## Your goal
Report only the number of lines that hold the word "الصلاة".

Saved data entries
_ _ _ _ _ _ _

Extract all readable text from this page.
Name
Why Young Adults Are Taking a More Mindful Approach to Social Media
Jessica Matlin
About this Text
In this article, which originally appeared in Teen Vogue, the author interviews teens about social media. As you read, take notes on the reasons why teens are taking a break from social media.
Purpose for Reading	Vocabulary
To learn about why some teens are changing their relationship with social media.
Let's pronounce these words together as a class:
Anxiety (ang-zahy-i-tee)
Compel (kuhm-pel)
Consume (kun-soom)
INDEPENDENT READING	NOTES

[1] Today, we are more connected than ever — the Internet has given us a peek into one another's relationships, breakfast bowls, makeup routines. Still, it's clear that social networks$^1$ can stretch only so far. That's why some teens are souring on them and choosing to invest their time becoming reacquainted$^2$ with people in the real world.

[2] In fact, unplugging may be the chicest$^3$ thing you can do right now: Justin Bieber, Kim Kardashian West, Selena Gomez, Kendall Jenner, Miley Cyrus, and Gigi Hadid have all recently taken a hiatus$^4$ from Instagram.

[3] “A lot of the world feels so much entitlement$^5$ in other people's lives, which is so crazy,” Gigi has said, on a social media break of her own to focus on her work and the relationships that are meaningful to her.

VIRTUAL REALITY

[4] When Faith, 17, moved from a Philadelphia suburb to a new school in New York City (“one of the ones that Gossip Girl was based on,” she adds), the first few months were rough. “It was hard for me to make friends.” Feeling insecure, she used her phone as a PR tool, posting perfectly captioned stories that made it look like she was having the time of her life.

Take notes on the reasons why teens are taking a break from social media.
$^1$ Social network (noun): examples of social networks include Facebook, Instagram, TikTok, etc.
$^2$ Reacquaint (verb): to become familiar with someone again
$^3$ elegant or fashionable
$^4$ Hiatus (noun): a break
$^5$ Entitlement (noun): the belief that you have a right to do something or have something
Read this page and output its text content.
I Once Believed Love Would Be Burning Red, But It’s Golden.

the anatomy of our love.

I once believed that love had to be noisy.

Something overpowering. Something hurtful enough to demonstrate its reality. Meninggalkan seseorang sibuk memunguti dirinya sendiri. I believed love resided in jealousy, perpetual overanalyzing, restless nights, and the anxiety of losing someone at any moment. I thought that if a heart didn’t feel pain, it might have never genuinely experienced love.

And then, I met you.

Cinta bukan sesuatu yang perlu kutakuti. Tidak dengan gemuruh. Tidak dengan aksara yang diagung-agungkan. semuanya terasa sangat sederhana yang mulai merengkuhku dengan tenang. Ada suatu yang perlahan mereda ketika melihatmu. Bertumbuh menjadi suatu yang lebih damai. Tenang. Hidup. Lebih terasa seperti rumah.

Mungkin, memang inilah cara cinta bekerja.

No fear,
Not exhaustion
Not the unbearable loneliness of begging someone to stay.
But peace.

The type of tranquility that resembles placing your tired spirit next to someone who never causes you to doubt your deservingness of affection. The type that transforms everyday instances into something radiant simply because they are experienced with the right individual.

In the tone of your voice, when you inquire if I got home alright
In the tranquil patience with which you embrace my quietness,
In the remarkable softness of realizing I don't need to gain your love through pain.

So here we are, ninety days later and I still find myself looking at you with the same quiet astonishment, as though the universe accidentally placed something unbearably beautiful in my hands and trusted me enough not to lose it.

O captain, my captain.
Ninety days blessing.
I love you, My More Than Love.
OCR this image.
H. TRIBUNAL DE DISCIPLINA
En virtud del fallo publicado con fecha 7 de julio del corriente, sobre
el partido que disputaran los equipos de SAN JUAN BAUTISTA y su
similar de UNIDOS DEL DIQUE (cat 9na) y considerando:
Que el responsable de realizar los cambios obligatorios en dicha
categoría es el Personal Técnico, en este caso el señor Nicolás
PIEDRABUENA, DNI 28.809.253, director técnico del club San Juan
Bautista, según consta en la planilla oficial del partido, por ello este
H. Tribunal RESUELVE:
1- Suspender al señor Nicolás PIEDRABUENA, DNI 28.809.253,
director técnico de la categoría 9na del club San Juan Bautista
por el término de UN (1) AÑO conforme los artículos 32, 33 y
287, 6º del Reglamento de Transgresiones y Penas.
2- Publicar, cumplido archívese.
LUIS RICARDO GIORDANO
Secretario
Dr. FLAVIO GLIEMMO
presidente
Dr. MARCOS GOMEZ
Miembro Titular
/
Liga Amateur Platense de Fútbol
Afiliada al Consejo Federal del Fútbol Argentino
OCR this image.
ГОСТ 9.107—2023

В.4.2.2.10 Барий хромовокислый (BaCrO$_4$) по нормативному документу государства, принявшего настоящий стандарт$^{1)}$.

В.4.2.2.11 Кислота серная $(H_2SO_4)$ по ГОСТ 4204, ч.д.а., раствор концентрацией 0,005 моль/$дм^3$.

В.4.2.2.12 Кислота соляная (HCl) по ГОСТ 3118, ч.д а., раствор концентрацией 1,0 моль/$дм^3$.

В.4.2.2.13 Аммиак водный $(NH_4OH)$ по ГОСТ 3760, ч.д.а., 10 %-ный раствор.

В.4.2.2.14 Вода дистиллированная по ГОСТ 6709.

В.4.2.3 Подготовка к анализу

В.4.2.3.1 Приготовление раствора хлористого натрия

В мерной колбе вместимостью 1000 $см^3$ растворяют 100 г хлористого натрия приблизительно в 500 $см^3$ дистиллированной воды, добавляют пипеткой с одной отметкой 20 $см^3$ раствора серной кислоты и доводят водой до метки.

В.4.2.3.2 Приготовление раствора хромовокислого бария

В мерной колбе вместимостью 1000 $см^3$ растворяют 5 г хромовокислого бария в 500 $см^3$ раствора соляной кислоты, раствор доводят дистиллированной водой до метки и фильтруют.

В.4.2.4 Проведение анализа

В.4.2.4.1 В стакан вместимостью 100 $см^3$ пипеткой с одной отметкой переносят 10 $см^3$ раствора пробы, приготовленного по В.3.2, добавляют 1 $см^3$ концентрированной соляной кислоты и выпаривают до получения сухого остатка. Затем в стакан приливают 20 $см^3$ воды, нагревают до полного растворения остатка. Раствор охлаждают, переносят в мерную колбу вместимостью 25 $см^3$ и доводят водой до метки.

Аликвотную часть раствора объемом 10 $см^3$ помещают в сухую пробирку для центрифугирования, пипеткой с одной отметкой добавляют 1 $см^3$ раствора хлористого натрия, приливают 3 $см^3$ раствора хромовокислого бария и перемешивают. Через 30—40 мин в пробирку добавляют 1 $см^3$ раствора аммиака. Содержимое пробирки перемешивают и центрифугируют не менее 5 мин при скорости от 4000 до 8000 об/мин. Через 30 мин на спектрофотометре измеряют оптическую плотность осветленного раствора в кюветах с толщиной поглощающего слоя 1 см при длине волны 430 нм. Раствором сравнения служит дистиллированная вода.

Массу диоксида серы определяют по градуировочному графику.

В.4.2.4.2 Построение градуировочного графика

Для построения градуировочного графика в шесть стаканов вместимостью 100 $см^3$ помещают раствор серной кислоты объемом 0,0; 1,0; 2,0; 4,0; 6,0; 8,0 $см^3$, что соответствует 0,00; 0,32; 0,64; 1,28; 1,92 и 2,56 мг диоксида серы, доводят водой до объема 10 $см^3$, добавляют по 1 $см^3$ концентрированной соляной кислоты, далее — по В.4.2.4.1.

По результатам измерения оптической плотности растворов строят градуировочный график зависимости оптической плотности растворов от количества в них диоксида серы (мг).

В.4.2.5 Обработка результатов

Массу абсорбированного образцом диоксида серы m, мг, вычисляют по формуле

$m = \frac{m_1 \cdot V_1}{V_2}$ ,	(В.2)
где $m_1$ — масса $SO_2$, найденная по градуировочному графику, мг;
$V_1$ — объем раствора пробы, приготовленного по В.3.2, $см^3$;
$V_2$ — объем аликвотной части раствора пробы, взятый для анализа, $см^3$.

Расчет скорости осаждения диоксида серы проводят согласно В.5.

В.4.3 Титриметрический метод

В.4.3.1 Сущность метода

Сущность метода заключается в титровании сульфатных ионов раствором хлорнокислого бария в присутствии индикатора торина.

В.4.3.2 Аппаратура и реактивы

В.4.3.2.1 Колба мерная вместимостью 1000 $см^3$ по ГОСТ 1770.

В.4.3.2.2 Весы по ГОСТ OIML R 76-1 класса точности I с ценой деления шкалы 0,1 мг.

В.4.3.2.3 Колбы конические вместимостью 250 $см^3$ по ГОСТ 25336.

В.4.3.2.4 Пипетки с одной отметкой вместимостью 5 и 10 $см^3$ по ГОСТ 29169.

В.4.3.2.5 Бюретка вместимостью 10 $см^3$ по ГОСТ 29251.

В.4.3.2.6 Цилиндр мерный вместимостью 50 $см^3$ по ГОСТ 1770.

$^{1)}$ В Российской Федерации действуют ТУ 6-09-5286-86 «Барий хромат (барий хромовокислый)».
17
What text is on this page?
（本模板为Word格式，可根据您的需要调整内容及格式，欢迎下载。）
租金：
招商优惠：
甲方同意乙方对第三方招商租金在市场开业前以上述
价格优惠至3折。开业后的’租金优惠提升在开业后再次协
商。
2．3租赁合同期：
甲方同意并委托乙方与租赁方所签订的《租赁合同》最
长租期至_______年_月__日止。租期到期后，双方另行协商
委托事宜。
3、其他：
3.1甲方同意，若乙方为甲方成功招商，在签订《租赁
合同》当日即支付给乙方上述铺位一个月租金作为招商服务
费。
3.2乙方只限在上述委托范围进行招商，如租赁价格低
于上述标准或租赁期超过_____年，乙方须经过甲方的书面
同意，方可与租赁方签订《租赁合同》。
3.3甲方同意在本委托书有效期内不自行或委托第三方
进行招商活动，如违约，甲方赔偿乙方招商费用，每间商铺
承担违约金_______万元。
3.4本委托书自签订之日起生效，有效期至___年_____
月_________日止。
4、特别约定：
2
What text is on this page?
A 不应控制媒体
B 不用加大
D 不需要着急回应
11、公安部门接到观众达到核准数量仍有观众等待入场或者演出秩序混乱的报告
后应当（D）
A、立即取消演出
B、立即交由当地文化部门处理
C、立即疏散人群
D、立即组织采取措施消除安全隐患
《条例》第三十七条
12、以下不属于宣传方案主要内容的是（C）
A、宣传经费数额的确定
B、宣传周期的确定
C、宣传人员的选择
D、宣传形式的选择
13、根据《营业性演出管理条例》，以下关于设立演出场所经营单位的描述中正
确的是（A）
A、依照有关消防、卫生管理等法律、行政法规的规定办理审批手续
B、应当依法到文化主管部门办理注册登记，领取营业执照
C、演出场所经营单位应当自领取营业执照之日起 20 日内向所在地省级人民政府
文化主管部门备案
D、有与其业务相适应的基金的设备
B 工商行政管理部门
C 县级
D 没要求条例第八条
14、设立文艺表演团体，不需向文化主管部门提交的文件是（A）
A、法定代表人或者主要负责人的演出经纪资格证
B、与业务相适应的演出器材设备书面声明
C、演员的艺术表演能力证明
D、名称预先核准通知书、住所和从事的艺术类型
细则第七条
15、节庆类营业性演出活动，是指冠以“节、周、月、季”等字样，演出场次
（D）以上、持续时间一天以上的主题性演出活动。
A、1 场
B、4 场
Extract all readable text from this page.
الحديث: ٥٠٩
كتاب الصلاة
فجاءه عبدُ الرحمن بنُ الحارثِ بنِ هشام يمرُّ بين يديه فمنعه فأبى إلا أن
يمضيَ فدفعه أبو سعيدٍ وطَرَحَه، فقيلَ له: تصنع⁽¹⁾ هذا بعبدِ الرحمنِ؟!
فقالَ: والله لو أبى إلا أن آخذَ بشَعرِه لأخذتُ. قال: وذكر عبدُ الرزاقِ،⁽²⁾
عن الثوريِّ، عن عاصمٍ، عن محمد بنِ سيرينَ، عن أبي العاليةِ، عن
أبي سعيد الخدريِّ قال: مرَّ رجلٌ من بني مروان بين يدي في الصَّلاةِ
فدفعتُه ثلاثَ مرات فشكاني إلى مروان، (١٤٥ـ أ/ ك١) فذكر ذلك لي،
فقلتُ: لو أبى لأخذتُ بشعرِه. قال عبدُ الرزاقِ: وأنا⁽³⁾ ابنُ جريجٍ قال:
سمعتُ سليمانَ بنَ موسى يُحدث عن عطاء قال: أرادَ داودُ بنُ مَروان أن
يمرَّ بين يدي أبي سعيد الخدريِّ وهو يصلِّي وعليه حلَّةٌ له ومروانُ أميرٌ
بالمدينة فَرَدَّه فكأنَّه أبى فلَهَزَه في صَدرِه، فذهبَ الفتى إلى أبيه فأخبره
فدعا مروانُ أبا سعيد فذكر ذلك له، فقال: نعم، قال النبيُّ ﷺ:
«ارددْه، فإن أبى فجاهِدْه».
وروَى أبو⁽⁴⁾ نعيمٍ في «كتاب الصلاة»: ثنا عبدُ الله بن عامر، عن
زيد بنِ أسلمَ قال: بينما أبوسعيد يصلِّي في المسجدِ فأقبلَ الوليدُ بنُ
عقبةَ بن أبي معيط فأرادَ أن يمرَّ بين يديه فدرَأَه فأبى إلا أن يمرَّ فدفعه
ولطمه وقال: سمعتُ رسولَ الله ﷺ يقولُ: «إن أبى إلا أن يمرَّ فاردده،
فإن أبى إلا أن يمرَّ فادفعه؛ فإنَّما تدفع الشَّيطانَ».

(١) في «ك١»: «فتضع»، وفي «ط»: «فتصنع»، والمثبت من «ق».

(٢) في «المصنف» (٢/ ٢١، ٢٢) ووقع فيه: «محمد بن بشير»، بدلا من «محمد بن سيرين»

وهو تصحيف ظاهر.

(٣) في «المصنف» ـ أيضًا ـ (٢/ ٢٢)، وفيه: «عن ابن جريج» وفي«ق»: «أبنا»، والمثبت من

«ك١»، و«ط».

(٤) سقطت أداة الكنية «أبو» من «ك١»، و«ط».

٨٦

_ _ _ _ _ _ _

## The completed task
2